**Problem:**
Select from the data all lines with the word "name".

**The data:**
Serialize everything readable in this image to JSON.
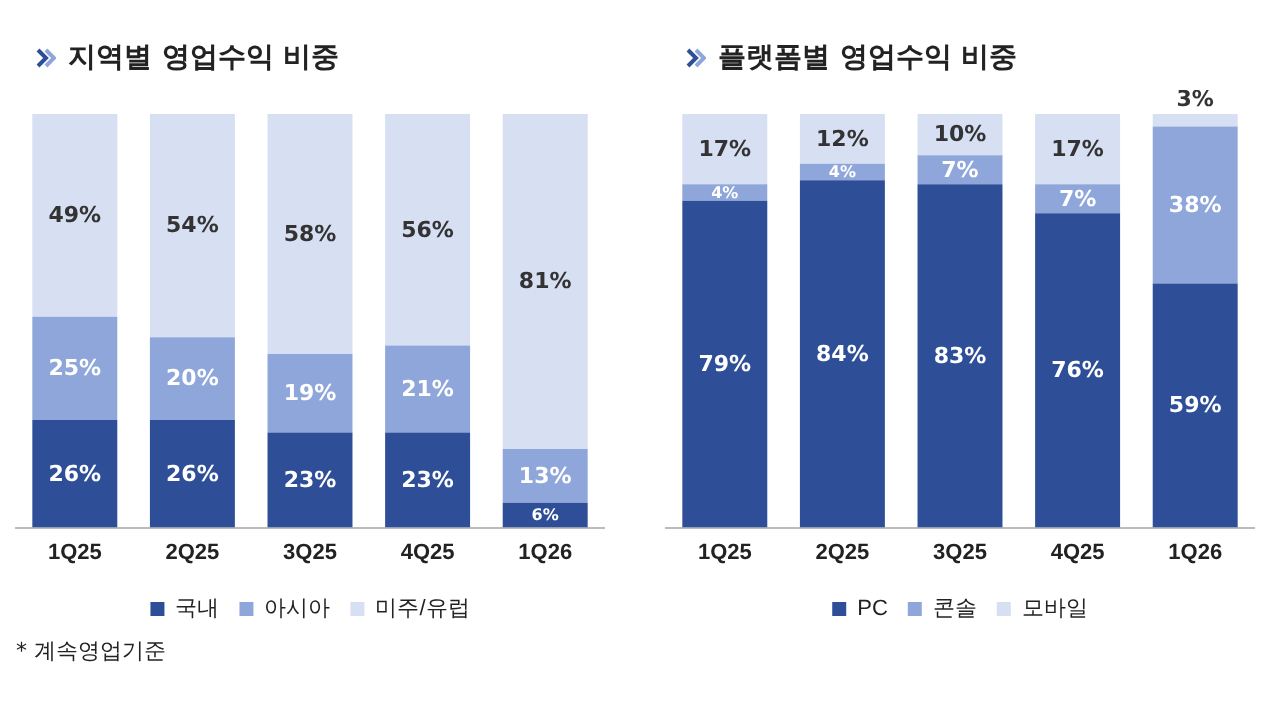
{
  "chart_data": [
    {
      "type": "bar",
      "title": "지역별 영업수익 비중",
      "stacked": true,
      "legend": "bottom",
      "grid": false,
      "categories": [
        "1Q25",
        "2Q25",
        "3Q25",
        "4Q25",
        "1Q26"
      ],
      "series": [
        {
          "name": "국내",
          "color": "#2e4f97",
          "values": [
            26,
            26,
            23,
            23,
            6
          ],
          "value_labels": [
            "26%",
            "26%",
            "23%",
            "23%",
            "6%"
          ]
        },
        {
          "name": "아시아",
          "color": "#8fa6db",
          "values": [
            25,
            20,
            19,
            21,
            13
          ],
          "value_labels": [
            "25%",
            "20%",
            "19%",
            "21%",
            "13%"
          ]
        },
        {
          "name": "미주/유럽",
          "color": "#d7dff3",
          "values": [
            49,
            54,
            58,
            56,
            81
          ],
          "value_labels": [
            "49%",
            "54%",
            "58%",
            "56%",
            "81%"
          ]
        }
      ],
      "annotations": [
        "* 계속영업기준"
      ]
    },
    {
      "type": "bar",
      "title": "플랫폼별 영업수익 비중",
      "stacked": true,
      "legend": "bottom",
      "grid": false,
      "categories": [
        "1Q25",
        "2Q25",
        "3Q25",
        "4Q25",
        "1Q26"
      ],
      "series": [
        {
          "name": "PC",
          "color": "#2e4f97",
          "values": [
            79,
            84,
            83,
            76,
            59
          ],
          "value_labels": [
            "79%",
            "84%",
            "83%",
            "76%",
            "59%"
          ]
        },
        {
          "name": "콘솔",
          "color": "#8fa6db",
          "values": [
            4,
            4,
            7,
            7,
            38
          ],
          "value_labels": [
            "4%",
            "4%",
            "7%",
            "7%",
            "38%"
          ]
        },
        {
          "name": "모바일",
          "color": "#d7dff3",
          "values": [
            17,
            12,
            10,
            17,
            3
          ],
          "value_labels": [
            "17%",
            "12%",
            "10%",
            "17%",
            "3%"
          ]
        }
      ]
    }
  ]
}
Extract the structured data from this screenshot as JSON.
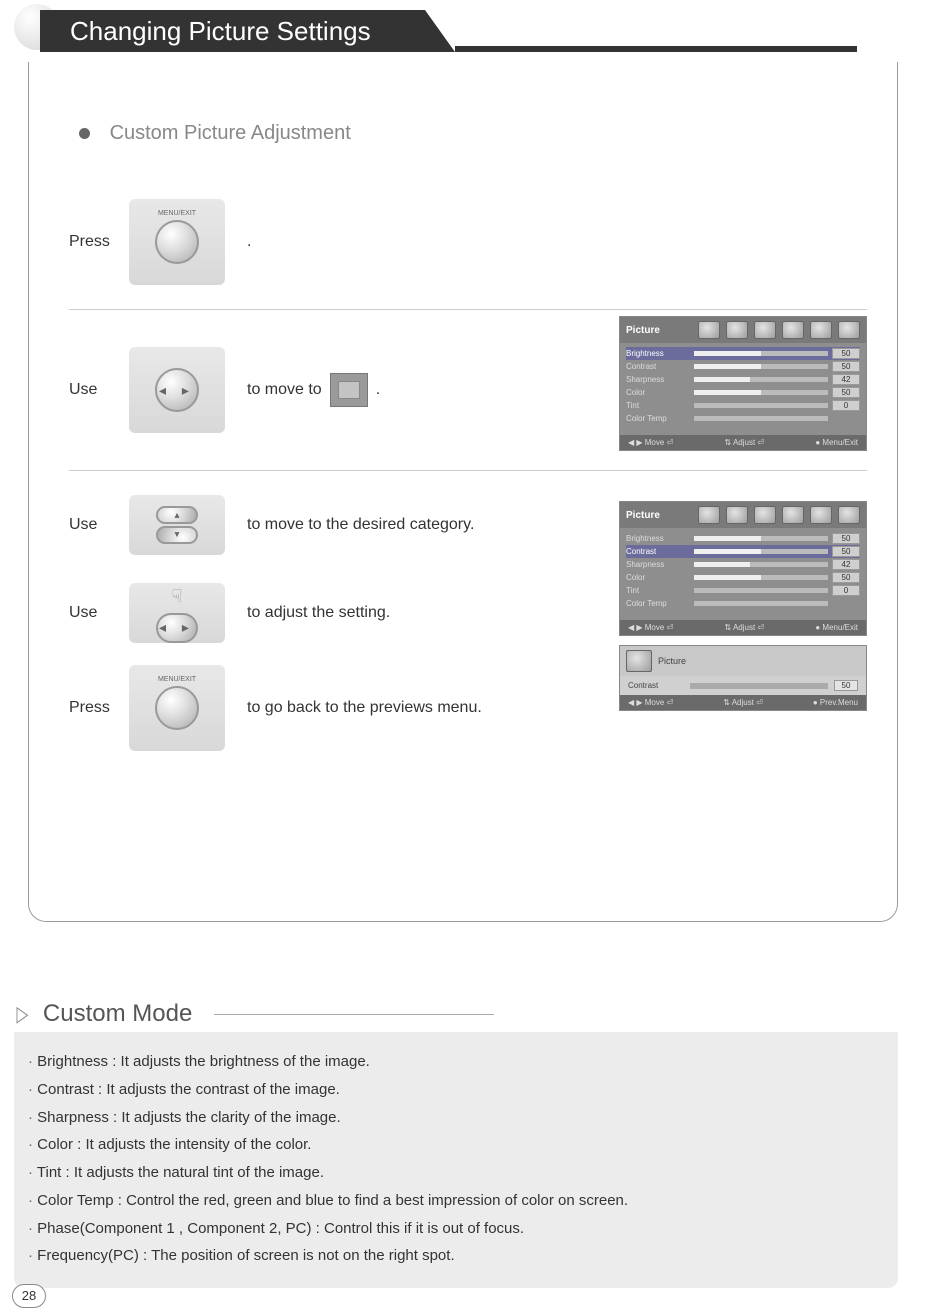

**Answer for the task:**
          "name": "국내",
          "name": "아시아",
          "name": "미주/유럽",
          "name": "PC",
          "name": "콘솔",
          "name": "모바일",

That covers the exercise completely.